→ **Aim of the task**: Write out the material again word for word, dropping any images it holds.

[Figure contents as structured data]
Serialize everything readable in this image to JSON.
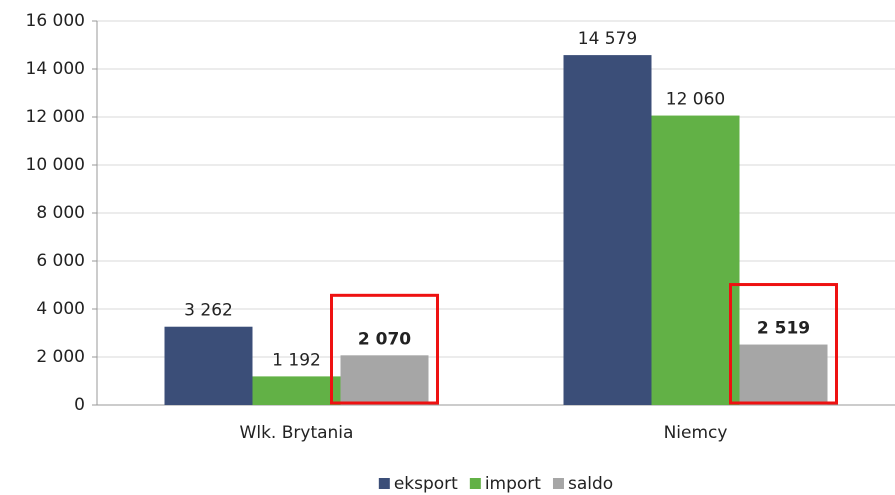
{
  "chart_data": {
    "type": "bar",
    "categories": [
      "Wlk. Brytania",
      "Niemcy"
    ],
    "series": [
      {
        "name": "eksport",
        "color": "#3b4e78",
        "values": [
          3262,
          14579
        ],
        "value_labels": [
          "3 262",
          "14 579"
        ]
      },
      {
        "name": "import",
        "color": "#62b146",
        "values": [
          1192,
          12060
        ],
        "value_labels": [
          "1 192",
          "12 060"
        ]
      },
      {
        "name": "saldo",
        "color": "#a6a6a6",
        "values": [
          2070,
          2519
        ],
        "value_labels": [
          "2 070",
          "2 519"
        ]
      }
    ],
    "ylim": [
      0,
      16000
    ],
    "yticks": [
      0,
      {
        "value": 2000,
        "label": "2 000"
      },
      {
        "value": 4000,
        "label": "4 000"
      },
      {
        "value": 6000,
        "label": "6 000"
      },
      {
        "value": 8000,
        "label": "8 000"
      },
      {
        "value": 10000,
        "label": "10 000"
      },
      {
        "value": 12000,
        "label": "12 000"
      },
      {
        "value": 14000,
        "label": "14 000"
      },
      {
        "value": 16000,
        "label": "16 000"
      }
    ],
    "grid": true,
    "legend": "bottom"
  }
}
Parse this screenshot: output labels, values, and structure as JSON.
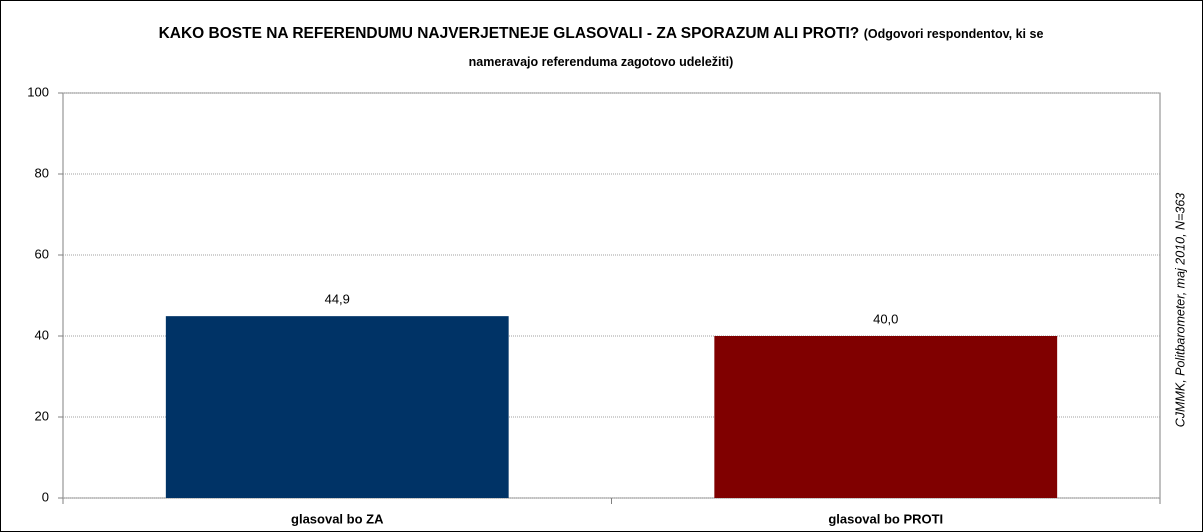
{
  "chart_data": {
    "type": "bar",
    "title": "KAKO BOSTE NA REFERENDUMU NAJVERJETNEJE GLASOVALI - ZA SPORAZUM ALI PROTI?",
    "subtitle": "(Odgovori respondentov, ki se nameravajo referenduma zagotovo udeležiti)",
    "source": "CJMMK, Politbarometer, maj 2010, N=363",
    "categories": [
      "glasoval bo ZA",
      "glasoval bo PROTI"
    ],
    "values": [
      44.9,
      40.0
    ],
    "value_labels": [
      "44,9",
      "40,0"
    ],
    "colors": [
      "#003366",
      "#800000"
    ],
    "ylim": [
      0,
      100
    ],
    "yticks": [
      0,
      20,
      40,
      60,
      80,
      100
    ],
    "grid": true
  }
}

→ **Correct response**:
Serialize everything readable in this image to JSON.
{
  "chart_data": {
    "type": "bar",
    "categories": [
      "Wlk. Brytania",
      "Niemcy"
    ],
    "series": [
      {
        "name": "eksport",
        "color": "#3b4e78",
        "values": [
          3262,
          14579
        ],
        "value_labels": [
          "3 262",
          "14 579"
        ]
      },
      {
        "name": "import",
        "color": "#62b146",
        "values": [
          1192,
          12060
        ],
        "value_labels": [
          "1 192",
          "12 060"
        ]
      },
      {
        "name": "saldo",
        "color": "#a6a6a6",
        "values": [
          2070,
          2519
        ],
        "value_labels": [
          "2 070",
          "2 519"
        ]
      }
    ],
    "ylim": [
      0,
      16000
    ],
    "yticks": [
      0,
      {
        "value": 2000,
        "label": "2 000"
      },
      {
        "value": 4000,
        "label": "4 000"
      },
      {
        "value": 6000,
        "label": "6 000"
      },
      {
        "value": 8000,
        "label": "8 000"
      },
      {
        "value": 10000,
        "label": "10 000"
      },
      {
        "value": 12000,
        "label": "12 000"
      },
      {
        "value": 14000,
        "label": "14 000"
      },
      {
        "value": 16000,
        "label": "16 000"
      }
    ],
    "grid": true,
    "legend": "bottom"
  }
}
Parse this screenshot: output labels, values, and structure as JSON.
{
  "chart_data": {
    "type": "bar",
    "title": "KAKO BOSTE NA REFERENDUMU NAJVERJETNEJE GLASOVALI - ZA SPORAZUM ALI PROTI?",
    "subtitle": "(Odgovori respondentov, ki se nameravajo referenduma zagotovo udeležiti)",
    "source": "CJMMK, Politbarometer, maj 2010, N=363",
    "categories": [
      "glasoval bo ZA",
      "glasoval bo PROTI"
    ],
    "values": [
      44.9,
      40.0
    ],
    "value_labels": [
      "44,9",
      "40,0"
    ],
    "colors": [
      "#003366",
      "#800000"
    ],
    "ylim": [
      0,
      100
    ],
    "yticks": [
      0,
      20,
      40,
      60,
      80,
      100
    ],
    "grid": true
  }
}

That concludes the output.